╭─ Records provided

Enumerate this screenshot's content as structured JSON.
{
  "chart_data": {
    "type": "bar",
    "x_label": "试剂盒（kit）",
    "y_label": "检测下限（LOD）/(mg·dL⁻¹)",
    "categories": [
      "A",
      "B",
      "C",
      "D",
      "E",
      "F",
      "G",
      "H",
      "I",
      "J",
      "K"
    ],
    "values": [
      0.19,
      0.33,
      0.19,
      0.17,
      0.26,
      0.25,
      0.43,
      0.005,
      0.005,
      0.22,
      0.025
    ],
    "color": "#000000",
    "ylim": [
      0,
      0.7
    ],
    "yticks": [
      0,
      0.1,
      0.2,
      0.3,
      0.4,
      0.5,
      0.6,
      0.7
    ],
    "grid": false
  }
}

╰─

The request - Your task is to give the records above again, exactly.

Response -
Enumerate this screenshot's content as structured JSON.
{
  "chart_data": {
    "type": "bar",
    "x_label": "试剂盒（kit）",
    "y_label": "检测下限（LOD）/(mg·dL⁻¹)",
    "categories": [
      "A",
      "B",
      "C",
      "D",
      "E",
      "F",
      "G",
      "H",
      "I",
      "J",
      "K"
    ],
    "values": [
      0.19,
      0.33,
      0.19,
      0.17,
      0.26,
      0.25,
      0.43,
      0.005,
      0.005,
      0.22,
      0.025
    ],
    "color": "#000000",
    "ylim": [
      0,
      0.7
    ],
    "yticks": [
      0,
      0.1,
      0.2,
      0.3,
      0.4,
      0.5,
      0.6,
      0.7
    ],
    "grid": false
  }
}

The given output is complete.